Record excerpts
* * * * * * * * *
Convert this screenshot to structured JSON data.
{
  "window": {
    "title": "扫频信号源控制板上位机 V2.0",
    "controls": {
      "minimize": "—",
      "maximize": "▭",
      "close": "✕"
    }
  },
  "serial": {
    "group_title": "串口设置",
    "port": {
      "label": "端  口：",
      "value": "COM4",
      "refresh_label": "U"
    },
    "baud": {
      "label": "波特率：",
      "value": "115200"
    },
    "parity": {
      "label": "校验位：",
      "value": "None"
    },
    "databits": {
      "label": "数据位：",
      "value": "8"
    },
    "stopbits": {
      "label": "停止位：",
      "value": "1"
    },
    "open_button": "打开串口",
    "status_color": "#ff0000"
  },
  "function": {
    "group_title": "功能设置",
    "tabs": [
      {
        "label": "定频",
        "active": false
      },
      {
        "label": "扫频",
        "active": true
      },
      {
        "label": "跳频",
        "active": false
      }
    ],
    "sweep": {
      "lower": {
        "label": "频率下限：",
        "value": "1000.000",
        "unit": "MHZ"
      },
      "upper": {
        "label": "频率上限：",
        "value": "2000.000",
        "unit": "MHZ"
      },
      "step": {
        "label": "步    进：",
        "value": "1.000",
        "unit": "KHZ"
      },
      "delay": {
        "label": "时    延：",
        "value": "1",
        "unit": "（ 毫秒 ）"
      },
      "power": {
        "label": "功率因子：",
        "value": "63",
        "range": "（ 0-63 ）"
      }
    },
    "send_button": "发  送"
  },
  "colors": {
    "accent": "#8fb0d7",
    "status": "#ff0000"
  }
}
* * * * * * * * *
Description of the task
Repeat every line of the records above exactly.

Correct response
Convert this screenshot to structured JSON data.
{
  "window": {
    "title": "扫频信号源控制板上位机 V2.0",
    "controls": {
      "minimize": "—",
      "maximize": "▭",
      "close": "✕"
    }
  },
  "serial": {
    "group_title": "串口设置",
    "port": {
      "label": "端  口：",
      "value": "COM4",
      "refresh_label": "U"
    },
    "baud": {
      "label": "波特率：",
      "value": "115200"
    },
    "parity": {
      "label": "校验位：",
      "value": "None"
    },
    "databits": {
      "label": "数据位：",
      "value": "8"
    },
    "stopbits": {
      "label": "停止位：",
      "value": "1"
    },
    "open_button": "打开串口",
    "status_color": "#ff0000"
  },
  "function": {
    "group_title": "功能设置",
    "tabs": [
      {
        "label": "定频",
        "active": false
      },
      {
        "label": "扫频",
        "active": true
      },
      {
        "label": "跳频",
        "active": false
      }
    ],
    "sweep": {
      "lower": {
        "label": "频率下限：",
        "value": "1000.000",
        "unit": "MHZ"
      },
      "upper": {
        "label": "频率上限：",
        "value": "2000.000",
        "unit": "MHZ"
      },
      "step": {
        "label": "步    进：",
        "value": "1.000",
        "unit": "KHZ"
      },
      "delay": {
        "label": "时    延：",
        "value": "1",
        "unit": "（ 毫秒 ）"
      },
      "power": {
        "label": "功率因子：",
        "value": "63",
        "range": "（ 0-63 ）"
      }
    },
    "send_button": "发  送"
  },
  "colors": {
    "accent": "#8fb0d7",
    "status": "#ff0000"
  }
}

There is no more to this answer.